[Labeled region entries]

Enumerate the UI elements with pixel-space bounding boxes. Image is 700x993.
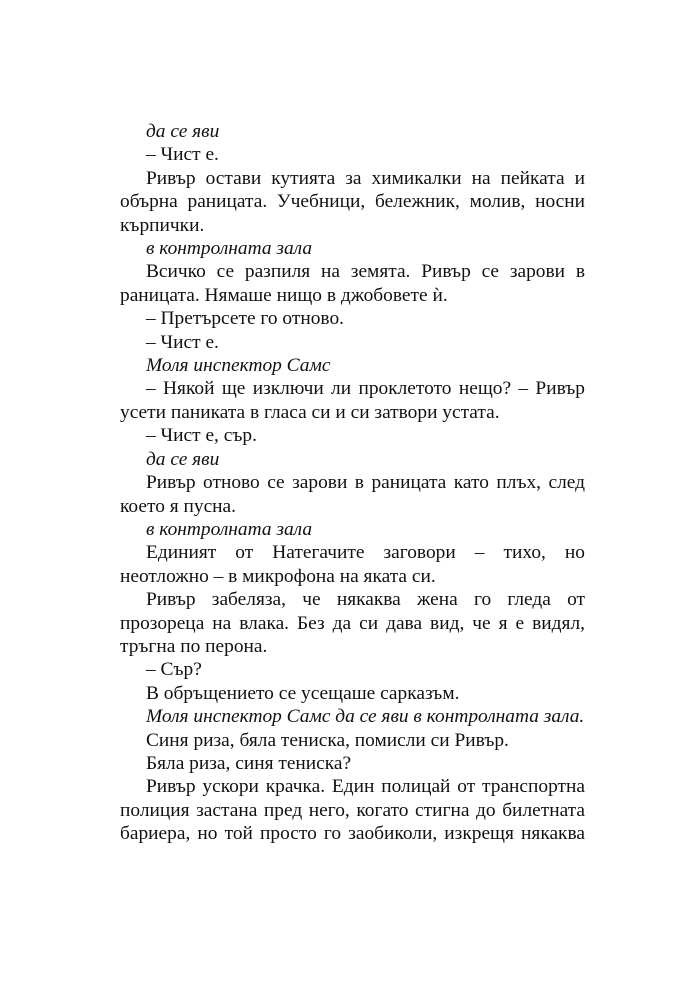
italic-line: да се яви — [146, 448, 220, 470]
paragraph: В обръщението се усещаше сарказъм. — [146, 682, 460, 704]
paragraph: Ривър остави кутията за химикалки на пейката и обърна раницата. Учебници, бележник, молив, носни кърпички. — [120, 167, 585, 236]
paragraph: Ривър забеляза, че някаква жена го гледа от прозореца на влака. Без да си дава вид, че я е видял, тръгна по перона. — [120, 589, 585, 657]
dialogue-line: – Чист е. — [146, 144, 219, 166]
dialogue-line: – Чист е. — [146, 331, 219, 353]
paragraph: Ривър отново се зарови в раницата като плъх, след което я пусна. — [120, 472, 585, 517]
paragraph: Бяла риза, синя тениска? — [146, 752, 352, 774]
italic-line: Моля инспектор Самс — [146, 355, 331, 377]
italic-line: в контролната зала — [146, 518, 313, 540]
paragraph: Синя риза, бяла тениска, помисли си Ривър. — [146, 729, 509, 751]
paragraph: Всичко се разпиля на земята. Ривър се зарови в раницата. Нямаше нищо в джобовете ѝ. — [120, 261, 585, 306]
dialogue-line: – Претърсете го отново. — [146, 308, 344, 330]
italic-line: в контролната зала — [146, 238, 313, 260]
paragraph: Единият от Натегачите заговори – тихо, но неотложно – в микрофона на яката си. — [120, 542, 585, 587]
dialogue-line: – Сър? — [146, 659, 202, 681]
dialogue-line: – Чист е, сър. — [146, 425, 257, 447]
paragraph: Ривър ускори крачка. Един полицай от транспортна полиция застана пред него, когато стигна до билетната бариера, но той просто го заобиколи, изкрещя някаква — [120, 776, 585, 845]
page-body — [120, 120, 585, 846]
italic-line: да се яви — [146, 121, 220, 142]
dialogue-paragraph: – Някой ще изключи ли проклетото нещо? – Ривър усети паниката в гласа си и си затвори устата. — [120, 378, 585, 423]
italic-line: Моля инспектор Самс да се яви в контролната зала. — [146, 706, 585, 728]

▶ Goal
Please copy the lines of the data above word for word, starting at the line containing "italic-line: да се яви — [146, 448, 220, 470]" and ending at the line containing "dialogue-paragraph: – Някой", with both of those lines included.

▶ Full output
italic-line: да се яви — [146, 448, 220, 470]
paragraph: В обръщението се усещаше сарказъм. — [146, 682, 460, 704]
paragraph: Ривър остави кутията за химикалки на пейката и обърна раницата. Учебници, бележник, молив, носни кърпички. — [120, 167, 585, 236]
paragraph: Ривър забеляза, че някаква жена го гледа от прозореца на влака. Без да си дава вид, че я е видял, тръгна по перона. — [120, 589, 585, 657]
dialogue-line: – Чист е. — [146, 144, 219, 166]
dialogue-line: – Чист е. — [146, 331, 219, 353]
paragraph: Ривър отново се зарови в раницата като плъх, след което я пусна. — [120, 472, 585, 517]
paragraph: Бяла риза, синя тениска? — [146, 752, 352, 774]
italic-line: Моля инспектор Самс — [146, 355, 331, 377]
italic-line: в контролната зала — [146, 518, 313, 540]
paragraph: Синя риза, бяла тениска, помисли си Ривър. — [146, 729, 509, 751]
paragraph: Всичко се разпиля на земята. Ривър се зарови в раницата. Нямаше нищо в джобовете ѝ. — [120, 261, 585, 306]
dialogue-line: – Претърсете го отново. — [146, 308, 344, 330]
italic-line: в контролната зала — [146, 238, 313, 260]
paragraph: Единият от Натегачите заговори – тихо, но неотложно – в микрофона на яката си. — [120, 542, 585, 587]
dialogue-line: – Сър? — [146, 659, 202, 681]
dialogue-line: – Чист е, сър. — [146, 425, 257, 447]
paragraph: Ривър ускори крачка. Един полицай от транспортна полиция застана пред него, когато стигна до билетната бариера, но той просто го заобиколи, изкрещя някаква — [120, 776, 585, 845]
page-body — [120, 120, 585, 846]
italic-line: да се яви — [146, 121, 220, 142]
dialogue-paragraph: – Някой ще изключи ли проклетото нещо? – Ривър усети паниката в гласа си и си затвори устата. — [120, 378, 585, 423]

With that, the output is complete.